**Exercise instructions:** Type out the records that follow, exactly as given.

___ Supplied records

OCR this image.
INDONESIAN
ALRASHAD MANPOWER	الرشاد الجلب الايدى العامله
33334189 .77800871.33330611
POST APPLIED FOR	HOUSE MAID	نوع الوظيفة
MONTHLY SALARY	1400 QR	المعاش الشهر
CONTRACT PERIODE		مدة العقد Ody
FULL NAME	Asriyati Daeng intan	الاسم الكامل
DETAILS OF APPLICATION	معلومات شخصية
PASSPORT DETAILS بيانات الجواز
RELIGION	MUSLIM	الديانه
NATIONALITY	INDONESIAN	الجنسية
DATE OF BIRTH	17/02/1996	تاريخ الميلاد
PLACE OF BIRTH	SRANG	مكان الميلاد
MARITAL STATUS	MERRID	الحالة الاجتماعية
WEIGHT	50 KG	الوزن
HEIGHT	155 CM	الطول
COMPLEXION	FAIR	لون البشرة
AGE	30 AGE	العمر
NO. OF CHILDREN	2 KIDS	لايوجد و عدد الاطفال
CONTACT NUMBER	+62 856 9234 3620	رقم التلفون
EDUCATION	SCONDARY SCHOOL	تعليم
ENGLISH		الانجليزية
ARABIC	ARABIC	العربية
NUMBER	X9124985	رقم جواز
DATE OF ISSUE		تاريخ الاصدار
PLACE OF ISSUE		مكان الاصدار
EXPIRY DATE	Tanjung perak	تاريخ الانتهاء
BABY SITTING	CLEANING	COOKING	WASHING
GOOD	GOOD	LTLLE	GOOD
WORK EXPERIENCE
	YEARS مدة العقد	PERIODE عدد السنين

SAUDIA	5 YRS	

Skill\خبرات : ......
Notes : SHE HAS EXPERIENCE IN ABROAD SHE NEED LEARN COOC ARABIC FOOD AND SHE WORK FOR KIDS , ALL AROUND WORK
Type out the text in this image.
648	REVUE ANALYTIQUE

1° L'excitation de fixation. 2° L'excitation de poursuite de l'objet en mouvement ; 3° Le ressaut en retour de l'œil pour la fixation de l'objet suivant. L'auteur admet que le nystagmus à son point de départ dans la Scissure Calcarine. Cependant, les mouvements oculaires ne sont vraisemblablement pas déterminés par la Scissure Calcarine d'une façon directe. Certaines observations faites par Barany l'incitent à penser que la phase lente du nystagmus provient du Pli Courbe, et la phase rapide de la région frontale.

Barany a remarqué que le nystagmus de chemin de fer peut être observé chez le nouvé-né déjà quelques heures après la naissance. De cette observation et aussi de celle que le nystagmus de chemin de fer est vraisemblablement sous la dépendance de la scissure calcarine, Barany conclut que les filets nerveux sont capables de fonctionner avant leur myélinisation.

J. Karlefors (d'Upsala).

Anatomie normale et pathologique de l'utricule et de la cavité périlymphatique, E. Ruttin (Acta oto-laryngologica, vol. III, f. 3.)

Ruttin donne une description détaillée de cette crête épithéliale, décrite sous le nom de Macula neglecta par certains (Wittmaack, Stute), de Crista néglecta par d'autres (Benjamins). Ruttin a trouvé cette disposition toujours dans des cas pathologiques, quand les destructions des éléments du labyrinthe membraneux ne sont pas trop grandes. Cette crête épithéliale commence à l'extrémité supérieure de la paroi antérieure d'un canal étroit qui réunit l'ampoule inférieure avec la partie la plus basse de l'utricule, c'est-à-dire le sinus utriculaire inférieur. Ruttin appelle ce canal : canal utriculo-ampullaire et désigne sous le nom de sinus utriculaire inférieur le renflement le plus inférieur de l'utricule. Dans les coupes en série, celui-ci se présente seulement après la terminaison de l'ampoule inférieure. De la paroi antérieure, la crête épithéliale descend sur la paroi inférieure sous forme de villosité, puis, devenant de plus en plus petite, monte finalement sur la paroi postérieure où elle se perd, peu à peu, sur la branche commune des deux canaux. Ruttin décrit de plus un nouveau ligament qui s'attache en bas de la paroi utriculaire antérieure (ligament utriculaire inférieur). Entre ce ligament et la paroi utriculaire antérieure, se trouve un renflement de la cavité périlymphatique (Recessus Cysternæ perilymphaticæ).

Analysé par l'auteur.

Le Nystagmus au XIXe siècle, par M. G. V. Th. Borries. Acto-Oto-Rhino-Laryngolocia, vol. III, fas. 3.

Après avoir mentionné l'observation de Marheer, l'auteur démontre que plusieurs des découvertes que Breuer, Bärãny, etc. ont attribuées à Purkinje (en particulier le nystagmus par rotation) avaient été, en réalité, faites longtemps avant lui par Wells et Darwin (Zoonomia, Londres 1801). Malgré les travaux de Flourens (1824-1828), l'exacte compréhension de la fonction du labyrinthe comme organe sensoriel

______

**Response:**
OCR this image.
INDONESIAN
ALRASHAD MANPOWER	الرشاد الجلب الايدى العامله
33334189 .77800871.33330611
POST APPLIED FOR	HOUSE MAID	نوع الوظيفة
MONTHLY SALARY	1400 QR	المعاش الشهر
CONTRACT PERIODE		مدة العقد Ody
FULL NAME	Asriyati Daeng intan	الاسم الكامل
DETAILS OF APPLICATION	معلومات شخصية
PASSPORT DETAILS بيانات الجواز
RELIGION	MUSLIM	الديانه
NATIONALITY	INDONESIAN	الجنسية
DATE OF BIRTH	17/02/1996	تاريخ الميلاد
PLACE OF BIRTH	SRANG	مكان الميلاد
MARITAL STATUS	MERRID	الحالة الاجتماعية
WEIGHT	50 KG	الوزن
HEIGHT	155 CM	الطول
COMPLEXION	FAIR	لون البشرة
AGE	30 AGE	العمر
NO. OF CHILDREN	2 KIDS	لايوجد و عدد الاطفال
CONTACT NUMBER	+62 856 9234 3620	رقم التلفون
EDUCATION	SCONDARY SCHOOL	تعليم
ENGLISH		الانجليزية
ARABIC	ARABIC	العربية
NUMBER	X9124985	رقم جواز
DATE OF ISSUE		تاريخ الاصدار
PLACE OF ISSUE		مكان الاصدار
EXPIRY DATE	Tanjung perak	تاريخ الانتهاء
BABY SITTING	CLEANING	COOKING	WASHING
GOOD	GOOD	LTLLE	GOOD
WORK EXPERIENCE
	YEARS مدة العقد	PERIODE عدد السنين

SAUDIA	5 YRS	

Skill\خبرات : ......
Notes : SHE HAS EXPERIENCE IN ABROAD SHE NEED LEARN COOC ARABIC FOOD AND SHE WORK FOR KIDS , ALL AROUND WORK
Type out the text in this image.
648	REVUE ANALYTIQUE

1° L'excitation de fixation. 2° L'excitation de poursuite de l'objet en mouvement ; 3° Le ressaut en retour de l'œil pour la fixation de l'objet suivant. L'auteur admet que le nystagmus à son point de départ dans la Scissure Calcarine. Cependant, les mouvements oculaires ne sont vraisemblablement pas déterminés par la Scissure Calcarine d'une façon directe. Certaines observations faites par Barany l'incitent à penser que la phase lente du nystagmus provient du Pli Courbe, et la phase rapide de la région frontale.

Barany a remarqué que le nystagmus de chemin de fer peut être observé chez le nouvé-né déjà quelques heures après la naissance. De cette observation et aussi de celle que le nystagmus de chemin de fer est vraisemblablement sous la dépendance de la scissure calcarine, Barany conclut que les filets nerveux sont capables de fonctionner avant leur myélinisation.

J. Karlefors (d'Upsala).

Anatomie normale et pathologique de l'utricule et de la cavité périlymphatique, E. Ruttin (Acta oto-laryngologica, vol. III, f. 3.)

Ruttin donne une description détaillée de cette crête épithéliale, décrite sous le nom de Macula neglecta par certains (Wittmaack, Stute), de Crista néglecta par d'autres (Benjamins). Ruttin a trouvé cette disposition toujours dans des cas pathologiques, quand les destructions des éléments du labyrinthe membraneux ne sont pas trop grandes. Cette crête épithéliale commence à l'extrémité supérieure de la paroi antérieure d'un canal étroit qui réunit l'ampoule inférieure avec la partie la plus basse de l'utricule, c'est-à-dire le sinus utriculaire inférieur. Ruttin appelle ce canal : canal utriculo-ampullaire et désigne sous le nom de sinus utriculaire inférieur le renflement le plus inférieur de l'utricule. Dans les coupes en série, celui-ci se présente seulement après la terminaison de l'ampoule inférieure. De la paroi antérieure, la crête épithéliale descend sur la paroi inférieure sous forme de villosité, puis, devenant de plus en plus petite, monte finalement sur la paroi postérieure où elle se perd, peu à peu, sur la branche commune des deux canaux. Ruttin décrit de plus un nouveau ligament qui s'attache en bas de la paroi utriculaire antérieure (ligament utriculaire inférieur). Entre ce ligament et la paroi utriculaire antérieure, se trouve un renflement de la cavité périlymphatique (Recessus Cysternæ perilymphaticæ).

Analysé par l'auteur.

Le Nystagmus au XIXe siècle, par M. G. V. Th. Borries. Acto-Oto-Rhino-Laryngolocia, vol. III, fas. 3.

Après avoir mentionné l'observation de Marheer, l'auteur démontre que plusieurs des découvertes que Breuer, Bärãny, etc. ont attribuées à Purkinje (en particulier le nystagmus par rotation) avaient été, en réalité, faites longtemps avant lui par Wells et Darwin (Zoonomia, Londres 1801). Malgré les travaux de Flourens (1824-1828), l'exacte compréhension de la fonction du labyrinthe comme organe sensoriel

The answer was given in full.